[Some records]
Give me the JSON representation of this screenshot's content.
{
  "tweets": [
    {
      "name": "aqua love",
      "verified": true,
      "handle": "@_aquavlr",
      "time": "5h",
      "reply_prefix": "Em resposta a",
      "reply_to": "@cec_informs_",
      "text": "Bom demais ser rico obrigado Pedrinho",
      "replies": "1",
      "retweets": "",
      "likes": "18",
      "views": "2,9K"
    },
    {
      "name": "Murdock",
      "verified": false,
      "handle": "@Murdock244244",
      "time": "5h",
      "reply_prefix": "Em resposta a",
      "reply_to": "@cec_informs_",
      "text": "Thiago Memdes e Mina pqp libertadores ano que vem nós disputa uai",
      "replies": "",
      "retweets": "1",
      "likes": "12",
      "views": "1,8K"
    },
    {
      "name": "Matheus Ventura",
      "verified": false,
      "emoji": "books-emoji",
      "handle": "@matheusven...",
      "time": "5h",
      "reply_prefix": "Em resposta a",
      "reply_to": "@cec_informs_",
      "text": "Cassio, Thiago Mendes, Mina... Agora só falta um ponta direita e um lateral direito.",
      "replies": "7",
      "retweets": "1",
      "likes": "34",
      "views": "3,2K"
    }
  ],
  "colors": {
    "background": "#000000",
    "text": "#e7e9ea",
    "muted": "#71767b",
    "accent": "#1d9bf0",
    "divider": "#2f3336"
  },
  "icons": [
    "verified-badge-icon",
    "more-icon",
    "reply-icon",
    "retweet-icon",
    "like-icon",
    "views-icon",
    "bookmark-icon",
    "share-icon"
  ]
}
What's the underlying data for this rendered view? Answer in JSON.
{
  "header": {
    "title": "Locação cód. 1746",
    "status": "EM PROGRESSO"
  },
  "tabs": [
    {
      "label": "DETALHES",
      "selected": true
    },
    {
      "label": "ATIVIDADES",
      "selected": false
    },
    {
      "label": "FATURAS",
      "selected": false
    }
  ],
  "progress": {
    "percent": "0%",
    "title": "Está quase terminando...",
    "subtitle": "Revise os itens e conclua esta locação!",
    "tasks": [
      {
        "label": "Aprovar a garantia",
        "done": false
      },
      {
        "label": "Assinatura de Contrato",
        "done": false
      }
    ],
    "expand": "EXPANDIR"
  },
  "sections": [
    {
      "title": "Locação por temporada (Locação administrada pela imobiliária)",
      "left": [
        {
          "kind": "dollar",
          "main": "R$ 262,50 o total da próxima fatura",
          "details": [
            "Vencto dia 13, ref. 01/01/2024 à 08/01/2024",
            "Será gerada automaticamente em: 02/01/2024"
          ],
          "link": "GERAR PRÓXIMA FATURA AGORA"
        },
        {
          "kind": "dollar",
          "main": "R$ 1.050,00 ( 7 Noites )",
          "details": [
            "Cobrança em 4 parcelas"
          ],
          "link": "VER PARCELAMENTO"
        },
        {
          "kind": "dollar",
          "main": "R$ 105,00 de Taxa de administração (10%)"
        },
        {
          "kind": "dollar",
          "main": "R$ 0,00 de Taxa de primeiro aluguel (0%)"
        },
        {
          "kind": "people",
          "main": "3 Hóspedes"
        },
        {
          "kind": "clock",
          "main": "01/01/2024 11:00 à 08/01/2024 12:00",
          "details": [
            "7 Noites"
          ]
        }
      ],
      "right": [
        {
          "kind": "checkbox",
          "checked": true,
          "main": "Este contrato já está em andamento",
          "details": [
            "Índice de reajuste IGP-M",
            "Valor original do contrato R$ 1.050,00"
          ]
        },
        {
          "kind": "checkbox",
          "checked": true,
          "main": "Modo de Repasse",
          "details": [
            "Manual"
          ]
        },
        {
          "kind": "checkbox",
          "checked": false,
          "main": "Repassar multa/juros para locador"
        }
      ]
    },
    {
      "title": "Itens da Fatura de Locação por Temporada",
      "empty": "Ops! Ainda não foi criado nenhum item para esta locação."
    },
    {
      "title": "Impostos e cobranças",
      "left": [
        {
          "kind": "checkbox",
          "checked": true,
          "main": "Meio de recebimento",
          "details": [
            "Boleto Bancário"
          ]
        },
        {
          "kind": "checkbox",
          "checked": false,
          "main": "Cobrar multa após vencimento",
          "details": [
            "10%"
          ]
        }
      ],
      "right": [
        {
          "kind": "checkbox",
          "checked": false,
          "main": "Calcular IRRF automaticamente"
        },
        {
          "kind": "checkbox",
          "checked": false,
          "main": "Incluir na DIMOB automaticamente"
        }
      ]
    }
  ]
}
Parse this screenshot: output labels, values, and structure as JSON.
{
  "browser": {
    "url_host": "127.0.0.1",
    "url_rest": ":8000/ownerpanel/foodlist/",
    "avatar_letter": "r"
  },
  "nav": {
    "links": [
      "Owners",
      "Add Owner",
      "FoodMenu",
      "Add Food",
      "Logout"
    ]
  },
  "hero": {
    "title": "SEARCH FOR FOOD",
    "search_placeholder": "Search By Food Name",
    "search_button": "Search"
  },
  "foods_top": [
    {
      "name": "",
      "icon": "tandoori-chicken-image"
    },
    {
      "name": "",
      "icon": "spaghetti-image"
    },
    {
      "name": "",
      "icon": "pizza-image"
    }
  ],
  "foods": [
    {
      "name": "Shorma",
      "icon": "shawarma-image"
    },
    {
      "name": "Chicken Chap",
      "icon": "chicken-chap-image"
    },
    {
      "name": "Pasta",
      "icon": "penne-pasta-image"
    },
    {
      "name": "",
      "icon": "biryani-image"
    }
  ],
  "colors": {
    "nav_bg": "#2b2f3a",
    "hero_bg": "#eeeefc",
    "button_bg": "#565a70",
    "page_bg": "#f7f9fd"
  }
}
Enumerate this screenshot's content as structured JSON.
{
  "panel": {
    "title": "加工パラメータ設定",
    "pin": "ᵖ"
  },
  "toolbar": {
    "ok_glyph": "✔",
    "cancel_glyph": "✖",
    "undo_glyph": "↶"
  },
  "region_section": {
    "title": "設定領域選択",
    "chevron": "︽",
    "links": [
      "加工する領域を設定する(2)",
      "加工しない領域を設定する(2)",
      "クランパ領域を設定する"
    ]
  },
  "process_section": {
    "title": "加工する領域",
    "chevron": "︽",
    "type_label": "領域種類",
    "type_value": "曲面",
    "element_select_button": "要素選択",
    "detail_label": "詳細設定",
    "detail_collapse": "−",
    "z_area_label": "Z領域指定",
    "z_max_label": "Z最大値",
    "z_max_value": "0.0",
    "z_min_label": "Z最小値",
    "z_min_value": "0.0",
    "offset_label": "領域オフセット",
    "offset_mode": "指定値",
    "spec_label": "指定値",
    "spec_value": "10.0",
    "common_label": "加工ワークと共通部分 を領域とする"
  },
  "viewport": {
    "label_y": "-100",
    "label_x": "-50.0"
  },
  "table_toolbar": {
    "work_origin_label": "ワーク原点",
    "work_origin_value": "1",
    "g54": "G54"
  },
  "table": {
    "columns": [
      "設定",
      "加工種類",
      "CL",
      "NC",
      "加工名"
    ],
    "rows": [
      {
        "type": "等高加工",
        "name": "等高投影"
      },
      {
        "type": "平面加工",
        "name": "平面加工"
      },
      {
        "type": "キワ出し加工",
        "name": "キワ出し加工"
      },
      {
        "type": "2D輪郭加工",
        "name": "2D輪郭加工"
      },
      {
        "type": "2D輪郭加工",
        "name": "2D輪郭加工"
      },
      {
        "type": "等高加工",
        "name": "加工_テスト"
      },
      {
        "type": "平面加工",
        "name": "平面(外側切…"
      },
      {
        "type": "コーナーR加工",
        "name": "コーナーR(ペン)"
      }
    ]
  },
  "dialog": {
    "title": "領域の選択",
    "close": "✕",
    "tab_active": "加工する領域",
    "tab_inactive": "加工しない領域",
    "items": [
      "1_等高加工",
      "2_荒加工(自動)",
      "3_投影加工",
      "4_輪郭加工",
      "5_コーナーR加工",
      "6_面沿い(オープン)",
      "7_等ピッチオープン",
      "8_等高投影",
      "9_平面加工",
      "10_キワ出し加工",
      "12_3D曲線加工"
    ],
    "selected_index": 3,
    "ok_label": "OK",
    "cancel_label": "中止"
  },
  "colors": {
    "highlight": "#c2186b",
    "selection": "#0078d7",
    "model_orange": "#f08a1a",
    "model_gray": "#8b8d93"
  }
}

### The problem
From the records, copy every line that has the string "screenshot" in it.

### Final result
Give me the JSON representation of this screenshot's content.
Parse this screenshot: output labels, values, and structure as JSON.
Enumerate this screenshot's content as structured JSON.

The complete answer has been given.